***** INPUT RECORDS *****
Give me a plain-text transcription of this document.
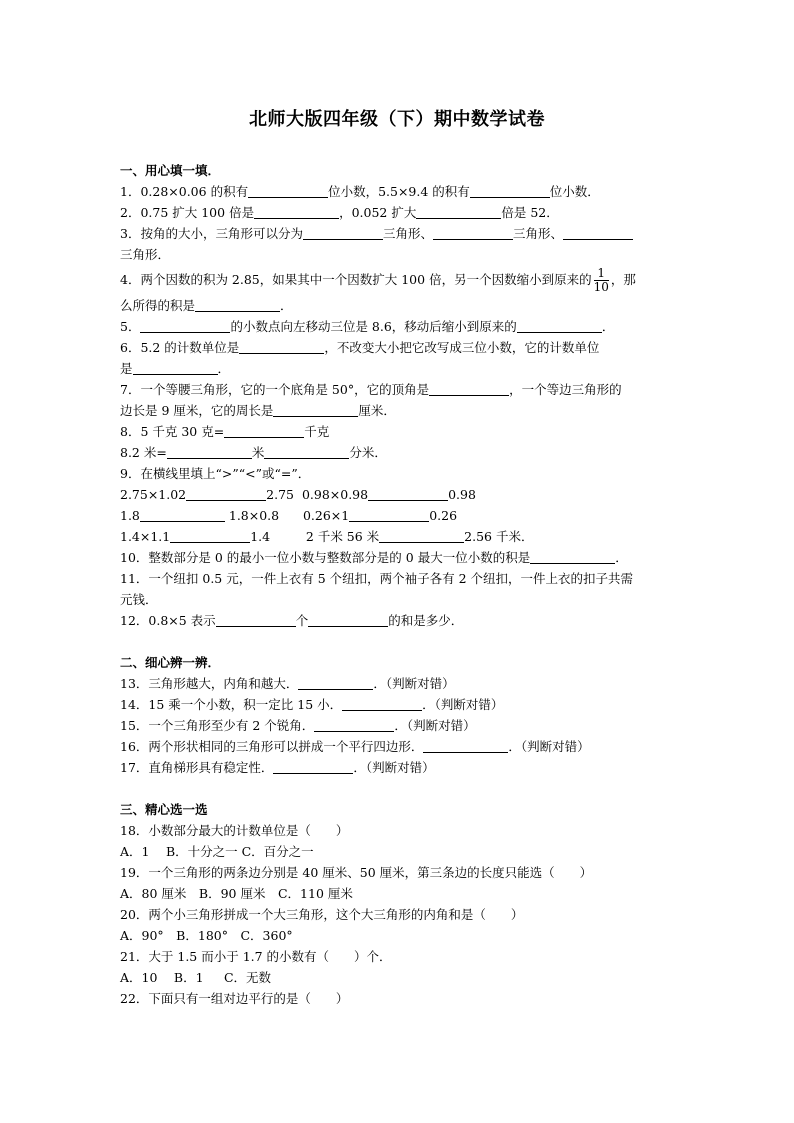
北师大版四年级（下）期中数学试卷
一、用心填一填．
1．0.28×0.06 的积有	位小数，5.5×9.4 的积有	位小数．
2．0.75 扩大 100 倍是	，0.052 扩大	倍是 52．
3．按角的大小，三角形可以分为	三角形、	三角形、
三角形．
4．两个因数的积为 2.85，如果其中一个因数扩大 100 倍，另一个因数缩小到原来的 $\frac{1}{10}$ ，那
么所得的积是	．
5．	的小数点向左移动三位是 8.6，移动后缩小到原来的	．
6．5.2 的计数单位是	，不改变大小把它改写成三位小数，它的计数单位
是	．
7．一个等腰三角形，它的一个底角是 50°，它的顶角是	，一个等边三角形的
边长是 9 厘米，它的周长是	厘米．
8．5 千克 30 克=	千克
8.2 米=	米	分米．
9．在横线里填上“>”“<”或“=”．
2.75×1.02	2.75 0.98×0.98	0.98
1.8	1.8×0.8 0.26×1	0.26
1.4×1.1	1.4	2 千米 56 米	2.56 千米．
10．整数部分是 0 的最小一位小数与整数部分是的 0 最大一位小数的积是	．
11．一个纽扣 0.5 元，一件上衣有 5 个纽扣，两个袖子各有 2 个纽扣，一件上衣的扣子共需
元钱．
12．0.8×5 表示	个	的和是多少．
二、细心辨一辨．
13．三角形越大，内角和越大．	．（判断对错）
14．15 乘一个小数，积一定比 15 小．	．（判断对错）
15．一个三角形至少有 2 个锐角．	．（判断对错）
16．两个形状相同的三角形可以拼成一个平行四边形．	．（判断对错）
17．直角梯形具有稳定性．	．（判断对错）
三、精心选一选
18．小数部分最大的计数单位是（　　）
A．1　 B．十分之一 C．百分之一
19．一个三角形的两条边分别是 40 厘米、50 厘米，第三条边的长度只能选（　　）
A．80 厘米　B．90 厘米　C．110 厘米
20．两个小三角形拼成一个大三角形，这个大三角形的内角和是（　　）
A．90°　B．180°　C．360°
21．大于 1.5 而小于 1.7 的小数有（　　）个．
A．10　 B．1 　 C．无数
22．下面只有一组对边平行的是（　　）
*****
WHAT IS BEING ASKED
Make an exact reproduction of the listing above, without any pictures.

RESULT OF THIS EXERCISE
Give me a plain-text transcription of this document.
北师大版四年级（下）期中数学试卷
一、用心填一填．
1．0.28×0.06 的积有	位小数，5.5×9.4 的积有	位小数．
2．0.75 扩大 100 倍是	，0.052 扩大	倍是 52．
3．按角的大小，三角形可以分为	三角形、	三角形、
三角形．
4．两个因数的积为 2.85，如果其中一个因数扩大 100 倍，另一个因数缩小到原来的 $\frac{1}{10}$ ，那
么所得的积是	．
5．	的小数点向左移动三位是 8.6，移动后缩小到原来的	．
6．5.2 的计数单位是	，不改变大小把它改写成三位小数，它的计数单位
是	．
7．一个等腰三角形，它的一个底角是 50°，它的顶角是	，一个等边三角形的
边长是 9 厘米，它的周长是	厘米．
8．5 千克 30 克=	千克
8.2 米=	米	分米．
9．在横线里填上“>”“<”或“=”．
2.75×1.02	2.75 0.98×0.98	0.98
1.8	1.8×0.8 0.26×1	0.26
1.4×1.1	1.4	2 千米 56 米	2.56 千米．
10．整数部分是 0 的最小一位小数与整数部分是的 0 最大一位小数的积是	．
11．一个纽扣 0.5 元，一件上衣有 5 个纽扣，两个袖子各有 2 个纽扣，一件上衣的扣子共需
元钱．
12．0.8×5 表示	个	的和是多少．
二、细心辨一辨．
13．三角形越大，内角和越大．	．（判断对错）
14．15 乘一个小数，积一定比 15 小．	．（判断对错）
15．一个三角形至少有 2 个锐角．	．（判断对错）
16．两个形状相同的三角形可以拼成一个平行四边形．	．（判断对错）
17．直角梯形具有稳定性．	．（判断对错）
三、精心选一选
18．小数部分最大的计数单位是（　　）
A．1　 B．十分之一 C．百分之一
19．一个三角形的两条边分别是 40 厘米、50 厘米，第三条边的长度只能选（　　）
A．80 厘米　B．90 厘米　C．110 厘米
20．两个小三角形拼成一个大三角形，这个大三角形的内角和是（　　）
A．90°　B．180°　C．360°
21．大于 1.5 而小于 1.7 的小数有（　　）个．
A．10　 B．1 　 C．无数
22．下面只有一组对边平行的是（　　）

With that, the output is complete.